[Start of Attachment]

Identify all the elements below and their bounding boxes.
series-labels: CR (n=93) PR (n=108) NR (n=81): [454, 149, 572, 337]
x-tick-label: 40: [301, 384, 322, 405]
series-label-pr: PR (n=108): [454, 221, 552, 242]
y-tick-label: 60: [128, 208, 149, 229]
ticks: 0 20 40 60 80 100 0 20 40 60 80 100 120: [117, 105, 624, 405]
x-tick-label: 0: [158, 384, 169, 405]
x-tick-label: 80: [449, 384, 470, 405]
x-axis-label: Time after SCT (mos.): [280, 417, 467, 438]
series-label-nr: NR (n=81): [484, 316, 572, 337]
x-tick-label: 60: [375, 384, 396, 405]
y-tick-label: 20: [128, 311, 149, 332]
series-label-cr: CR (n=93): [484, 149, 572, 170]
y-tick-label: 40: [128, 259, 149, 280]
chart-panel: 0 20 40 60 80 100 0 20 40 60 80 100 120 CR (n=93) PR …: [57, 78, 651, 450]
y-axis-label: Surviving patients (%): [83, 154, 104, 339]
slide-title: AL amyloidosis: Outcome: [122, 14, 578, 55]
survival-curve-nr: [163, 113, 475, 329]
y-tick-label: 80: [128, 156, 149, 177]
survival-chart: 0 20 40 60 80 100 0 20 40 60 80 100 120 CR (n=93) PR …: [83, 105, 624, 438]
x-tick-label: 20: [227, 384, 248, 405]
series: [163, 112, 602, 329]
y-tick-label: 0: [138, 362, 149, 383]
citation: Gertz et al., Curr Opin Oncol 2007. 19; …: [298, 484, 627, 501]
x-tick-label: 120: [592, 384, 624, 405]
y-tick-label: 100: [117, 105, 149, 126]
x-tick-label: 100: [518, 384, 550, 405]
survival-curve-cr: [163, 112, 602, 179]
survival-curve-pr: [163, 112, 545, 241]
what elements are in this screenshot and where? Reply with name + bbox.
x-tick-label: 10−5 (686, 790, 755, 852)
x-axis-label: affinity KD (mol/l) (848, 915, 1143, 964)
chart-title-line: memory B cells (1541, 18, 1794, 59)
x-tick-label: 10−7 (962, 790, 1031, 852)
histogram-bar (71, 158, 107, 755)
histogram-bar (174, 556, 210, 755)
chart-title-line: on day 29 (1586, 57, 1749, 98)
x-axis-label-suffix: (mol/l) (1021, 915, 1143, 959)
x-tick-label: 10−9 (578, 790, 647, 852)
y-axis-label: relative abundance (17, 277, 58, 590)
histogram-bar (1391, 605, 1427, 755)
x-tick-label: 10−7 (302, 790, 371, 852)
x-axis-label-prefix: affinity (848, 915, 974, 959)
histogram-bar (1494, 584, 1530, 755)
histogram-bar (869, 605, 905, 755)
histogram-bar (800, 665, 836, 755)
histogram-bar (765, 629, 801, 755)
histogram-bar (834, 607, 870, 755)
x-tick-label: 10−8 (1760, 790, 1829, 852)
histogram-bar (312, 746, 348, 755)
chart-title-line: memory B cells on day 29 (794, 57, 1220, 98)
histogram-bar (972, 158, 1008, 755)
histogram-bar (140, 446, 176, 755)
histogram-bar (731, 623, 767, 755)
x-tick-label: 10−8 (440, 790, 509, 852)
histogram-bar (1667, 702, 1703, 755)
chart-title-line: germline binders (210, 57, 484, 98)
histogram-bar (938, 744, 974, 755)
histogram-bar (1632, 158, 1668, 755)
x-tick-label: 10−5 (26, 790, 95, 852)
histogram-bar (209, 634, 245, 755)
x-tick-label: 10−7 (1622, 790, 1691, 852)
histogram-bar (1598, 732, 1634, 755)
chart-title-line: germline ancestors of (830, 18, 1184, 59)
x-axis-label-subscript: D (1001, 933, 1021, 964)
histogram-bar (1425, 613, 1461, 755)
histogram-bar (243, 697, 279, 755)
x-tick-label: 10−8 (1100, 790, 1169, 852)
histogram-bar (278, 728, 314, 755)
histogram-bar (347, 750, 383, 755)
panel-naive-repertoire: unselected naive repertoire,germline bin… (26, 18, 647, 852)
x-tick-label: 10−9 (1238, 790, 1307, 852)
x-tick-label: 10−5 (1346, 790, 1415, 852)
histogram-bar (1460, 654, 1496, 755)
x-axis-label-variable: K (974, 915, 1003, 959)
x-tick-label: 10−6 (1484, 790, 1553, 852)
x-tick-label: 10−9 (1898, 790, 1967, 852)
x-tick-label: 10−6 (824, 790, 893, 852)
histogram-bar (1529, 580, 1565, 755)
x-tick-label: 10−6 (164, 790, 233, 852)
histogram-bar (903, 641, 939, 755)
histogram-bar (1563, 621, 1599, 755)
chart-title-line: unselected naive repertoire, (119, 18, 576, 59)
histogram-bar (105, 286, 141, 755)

[End of Attachment]

> **TASK STATEMENT**
Could you find each line in the entries that contains the string "unselected" and copy it?

> **COMPLETED EXERCISE**
panel-naive-repertoire: unselected naive repertoire,germline bin… (26, 18, 647, 852)
chart-title-line: unselected naive repertoire, (119, 18, 576, 59)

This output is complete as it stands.